• _To be done_: Beginning with the line that holds "Read this page and output its text content.", set down each line of the data below through the very last, exactly as given, and nothing beyond that.

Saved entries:
----------
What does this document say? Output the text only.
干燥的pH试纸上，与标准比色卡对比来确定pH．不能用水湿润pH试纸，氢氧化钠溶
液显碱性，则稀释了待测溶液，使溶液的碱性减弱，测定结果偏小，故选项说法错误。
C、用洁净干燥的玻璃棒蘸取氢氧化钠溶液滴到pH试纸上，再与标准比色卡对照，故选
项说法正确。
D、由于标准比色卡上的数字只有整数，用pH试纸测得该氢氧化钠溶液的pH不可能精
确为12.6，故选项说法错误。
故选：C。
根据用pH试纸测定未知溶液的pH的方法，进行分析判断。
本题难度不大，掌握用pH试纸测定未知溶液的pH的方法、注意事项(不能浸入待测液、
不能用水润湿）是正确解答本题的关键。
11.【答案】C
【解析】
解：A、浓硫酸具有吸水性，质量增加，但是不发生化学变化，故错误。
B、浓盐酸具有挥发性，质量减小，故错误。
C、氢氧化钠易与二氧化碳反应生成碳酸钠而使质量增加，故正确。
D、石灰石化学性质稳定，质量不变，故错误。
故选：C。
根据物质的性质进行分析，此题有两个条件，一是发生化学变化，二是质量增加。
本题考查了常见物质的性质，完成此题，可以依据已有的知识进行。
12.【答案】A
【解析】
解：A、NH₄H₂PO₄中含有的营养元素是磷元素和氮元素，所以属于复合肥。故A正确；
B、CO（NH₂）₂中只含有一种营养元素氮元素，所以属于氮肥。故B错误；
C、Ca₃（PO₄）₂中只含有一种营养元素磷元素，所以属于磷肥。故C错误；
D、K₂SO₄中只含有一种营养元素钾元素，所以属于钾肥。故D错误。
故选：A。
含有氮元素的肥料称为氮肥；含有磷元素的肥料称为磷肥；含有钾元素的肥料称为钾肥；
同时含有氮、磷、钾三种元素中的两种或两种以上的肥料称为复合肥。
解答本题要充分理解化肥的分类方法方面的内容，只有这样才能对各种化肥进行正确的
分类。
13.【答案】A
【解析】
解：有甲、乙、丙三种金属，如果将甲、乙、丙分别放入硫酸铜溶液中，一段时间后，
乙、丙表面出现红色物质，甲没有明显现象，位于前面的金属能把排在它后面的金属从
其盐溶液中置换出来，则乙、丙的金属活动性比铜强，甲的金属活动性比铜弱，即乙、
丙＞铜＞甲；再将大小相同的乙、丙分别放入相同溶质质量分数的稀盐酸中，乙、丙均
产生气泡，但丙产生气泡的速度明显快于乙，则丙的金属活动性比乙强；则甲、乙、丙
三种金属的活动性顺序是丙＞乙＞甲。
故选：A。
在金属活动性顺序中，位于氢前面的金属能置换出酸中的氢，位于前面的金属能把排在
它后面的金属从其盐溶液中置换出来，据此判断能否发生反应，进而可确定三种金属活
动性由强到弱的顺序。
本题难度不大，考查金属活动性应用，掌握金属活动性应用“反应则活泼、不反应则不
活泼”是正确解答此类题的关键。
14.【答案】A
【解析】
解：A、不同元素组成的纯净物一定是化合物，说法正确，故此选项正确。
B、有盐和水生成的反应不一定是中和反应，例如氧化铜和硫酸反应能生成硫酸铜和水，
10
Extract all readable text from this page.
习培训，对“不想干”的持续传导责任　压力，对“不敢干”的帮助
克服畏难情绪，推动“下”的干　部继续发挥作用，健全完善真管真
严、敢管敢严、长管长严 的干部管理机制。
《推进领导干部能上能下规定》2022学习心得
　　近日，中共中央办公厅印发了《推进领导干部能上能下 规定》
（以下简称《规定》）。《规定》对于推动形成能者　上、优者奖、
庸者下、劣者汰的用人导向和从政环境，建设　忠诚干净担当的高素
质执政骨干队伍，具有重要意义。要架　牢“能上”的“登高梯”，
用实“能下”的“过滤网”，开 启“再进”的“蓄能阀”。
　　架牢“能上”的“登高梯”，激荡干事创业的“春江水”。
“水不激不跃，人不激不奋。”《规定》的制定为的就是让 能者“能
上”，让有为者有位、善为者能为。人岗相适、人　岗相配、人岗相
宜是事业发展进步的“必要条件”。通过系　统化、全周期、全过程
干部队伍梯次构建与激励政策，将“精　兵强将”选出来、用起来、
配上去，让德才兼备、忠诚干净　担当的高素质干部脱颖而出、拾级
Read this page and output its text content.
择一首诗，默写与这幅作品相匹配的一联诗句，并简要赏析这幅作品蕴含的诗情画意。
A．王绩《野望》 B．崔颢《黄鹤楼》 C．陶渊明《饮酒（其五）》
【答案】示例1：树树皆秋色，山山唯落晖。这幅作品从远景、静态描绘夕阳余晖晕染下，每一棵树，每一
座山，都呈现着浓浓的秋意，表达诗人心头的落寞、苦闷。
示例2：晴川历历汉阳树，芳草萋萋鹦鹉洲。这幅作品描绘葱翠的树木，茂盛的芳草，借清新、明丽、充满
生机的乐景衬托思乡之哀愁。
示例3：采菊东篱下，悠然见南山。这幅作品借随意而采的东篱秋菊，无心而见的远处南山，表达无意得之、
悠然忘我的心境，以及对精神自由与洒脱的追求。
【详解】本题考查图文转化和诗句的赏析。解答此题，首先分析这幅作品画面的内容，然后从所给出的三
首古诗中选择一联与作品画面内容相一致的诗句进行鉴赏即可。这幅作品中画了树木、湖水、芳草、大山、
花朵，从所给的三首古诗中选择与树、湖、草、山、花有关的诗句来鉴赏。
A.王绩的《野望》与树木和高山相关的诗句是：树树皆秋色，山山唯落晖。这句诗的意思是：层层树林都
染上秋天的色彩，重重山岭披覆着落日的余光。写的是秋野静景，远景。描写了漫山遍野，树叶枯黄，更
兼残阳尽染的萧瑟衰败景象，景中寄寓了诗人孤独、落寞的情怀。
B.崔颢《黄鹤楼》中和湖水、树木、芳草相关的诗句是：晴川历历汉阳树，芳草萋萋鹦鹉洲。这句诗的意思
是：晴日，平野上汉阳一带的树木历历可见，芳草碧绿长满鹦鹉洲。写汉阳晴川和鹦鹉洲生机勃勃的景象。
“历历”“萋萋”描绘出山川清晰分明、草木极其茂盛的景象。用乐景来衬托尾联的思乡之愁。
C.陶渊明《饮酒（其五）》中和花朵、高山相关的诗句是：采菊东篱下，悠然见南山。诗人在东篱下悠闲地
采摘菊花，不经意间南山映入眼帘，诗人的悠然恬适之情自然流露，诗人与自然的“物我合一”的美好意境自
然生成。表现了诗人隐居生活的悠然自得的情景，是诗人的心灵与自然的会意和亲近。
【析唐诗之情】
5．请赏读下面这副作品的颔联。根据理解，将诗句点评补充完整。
----------
• _In response_:
Read this page and output its text content.
择一首诗，默写与这幅作品相匹配的一联诗句，并简要赏析这幅作品蕴含的诗情画意。
A．王绩《野望》 B．崔颢《黄鹤楼》 C．陶渊明《饮酒（其五）》
【答案】示例1：树树皆秋色，山山唯落晖。这幅作品从远景、静态描绘夕阳余晖晕染下，每一棵树，每一
座山，都呈现着浓浓的秋意，表达诗人心头的落寞、苦闷。
示例2：晴川历历汉阳树，芳草萋萋鹦鹉洲。这幅作品描绘葱翠的树木，茂盛的芳草，借清新、明丽、充满
生机的乐景衬托思乡之哀愁。
示例3：采菊东篱下，悠然见南山。这幅作品借随意而采的东篱秋菊，无心而见的远处南山，表达无意得之、
悠然忘我的心境，以及对精神自由与洒脱的追求。
【详解】本题考查图文转化和诗句的赏析。解答此题，首先分析这幅作品画面的内容，然后从所给出的三
首古诗中选择一联与作品画面内容相一致的诗句进行鉴赏即可。这幅作品中画了树木、湖水、芳草、大山、
花朵，从所给的三首古诗中选择与树、湖、草、山、花有关的诗句来鉴赏。
A.王绩的《野望》与树木和高山相关的诗句是：树树皆秋色，山山唯落晖。这句诗的意思是：层层树林都
染上秋天的色彩，重重山岭披覆着落日的余光。写的是秋野静景，远景。描写了漫山遍野，树叶枯黄，更
兼残阳尽染的萧瑟衰败景象，景中寄寓了诗人孤独、落寞的情怀。
B.崔颢《黄鹤楼》中和湖水、树木、芳草相关的诗句是：晴川历历汉阳树，芳草萋萋鹦鹉洲。这句诗的意思
是：晴日，平野上汉阳一带的树木历历可见，芳草碧绿长满鹦鹉洲。写汉阳晴川和鹦鹉洲生机勃勃的景象。
“历历”“萋萋”描绘出山川清晰分明、草木极其茂盛的景象。用乐景来衬托尾联的思乡之愁。
C.陶渊明《饮酒（其五）》中和花朵、高山相关的诗句是：采菊东篱下，悠然见南山。诗人在东篱下悠闲地
采摘菊花，不经意间南山映入眼帘，诗人的悠然恬适之情自然流露，诗人与自然的“物我合一”的美好意境自
然生成。表现了诗人隐居生活的悠然自得的情景，是诗人的心灵与自然的会意和亲近。
【析唐诗之情】
5．请赏读下面这副作品的颔联。根据理解，将诗句点评补充完整。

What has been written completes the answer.